■ Prompt
Quote the listing below in its entirety.

■ Dataset content
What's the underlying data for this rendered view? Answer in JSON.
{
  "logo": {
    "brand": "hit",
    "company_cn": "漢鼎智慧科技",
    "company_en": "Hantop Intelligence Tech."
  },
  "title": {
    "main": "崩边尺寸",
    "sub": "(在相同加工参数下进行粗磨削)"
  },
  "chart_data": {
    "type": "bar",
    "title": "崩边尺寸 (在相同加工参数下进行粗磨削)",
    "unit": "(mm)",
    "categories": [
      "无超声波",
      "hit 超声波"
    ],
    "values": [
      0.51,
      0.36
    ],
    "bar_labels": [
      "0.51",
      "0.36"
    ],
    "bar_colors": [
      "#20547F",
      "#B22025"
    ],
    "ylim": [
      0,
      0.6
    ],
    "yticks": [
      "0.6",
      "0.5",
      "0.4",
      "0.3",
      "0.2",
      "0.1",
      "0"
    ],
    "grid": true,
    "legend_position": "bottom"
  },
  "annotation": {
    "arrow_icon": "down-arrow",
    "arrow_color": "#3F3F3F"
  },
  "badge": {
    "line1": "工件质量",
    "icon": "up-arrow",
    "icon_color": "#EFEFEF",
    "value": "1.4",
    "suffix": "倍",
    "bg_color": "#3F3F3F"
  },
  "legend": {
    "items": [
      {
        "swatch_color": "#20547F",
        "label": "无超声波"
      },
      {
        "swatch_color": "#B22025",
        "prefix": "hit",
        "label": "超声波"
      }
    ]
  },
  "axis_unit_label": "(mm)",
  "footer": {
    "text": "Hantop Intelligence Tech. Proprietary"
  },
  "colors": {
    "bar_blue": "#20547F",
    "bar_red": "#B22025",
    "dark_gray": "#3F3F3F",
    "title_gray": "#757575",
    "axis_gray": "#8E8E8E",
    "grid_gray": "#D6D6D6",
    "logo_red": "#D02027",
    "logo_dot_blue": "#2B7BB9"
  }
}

■ Expected output
What's the underlying data for this rendered view? Answer in JSON.
{
  "logo": {
    "brand": "hit",
    "company_cn": "漢鼎智慧科技",
    "company_en": "Hantop Intelligence Tech."
  },
  "title": {
    "main": "崩边尺寸",
    "sub": "(在相同加工参数下进行粗磨削)"
  },
  "chart_data": {
    "type": "bar",
    "title": "崩边尺寸 (在相同加工参数下进行粗磨削)",
    "unit": "(mm)",
    "categories": [
      "无超声波",
      "hit 超声波"
    ],
    "values": [
      0.51,
      0.36
    ],
    "bar_labels": [
      "0.51",
      "0.36"
    ],
    "bar_colors": [
      "#20547F",
      "#B22025"
    ],
    "ylim": [
      0,
      0.6
    ],
    "yticks": [
      "0.6",
      "0.5",
      "0.4",
      "0.3",
      "0.2",
      "0.1",
      "0"
    ],
    "grid": true,
    "legend_position": "bottom"
  },
  "annotation": {
    "arrow_icon": "down-arrow",
    "arrow_color": "#3F3F3F"
  },
  "badge": {
    "line1": "工件质量",
    "icon": "up-arrow",
    "icon_color": "#EFEFEF",
    "value": "1.4",
    "suffix": "倍",
    "bg_color": "#3F3F3F"
  },
  "legend": {
    "items": [
      {
        "swatch_color": "#20547F",
        "label": "无超声波"
      },
      {
        "swatch_color": "#B22025",
        "prefix": "hit",
        "label": "超声波"
      }
    ]
  },
  "axis_unit_label": "(mm)",
  "footer": {
    "text": "Hantop Intelligence Tech. Proprietary"
  },
  "colors": {
    "bar_blue": "#20547F",
    "bar_red": "#B22025",
    "dark_gray": "#3F3F3F",
    "title_gray": "#757575",
    "axis_gray": "#8E8E8E",
    "grid_gray": "#D6D6D6",
    "logo_red": "#D02027",
    "logo_dot_blue": "#2B7BB9"
  }
}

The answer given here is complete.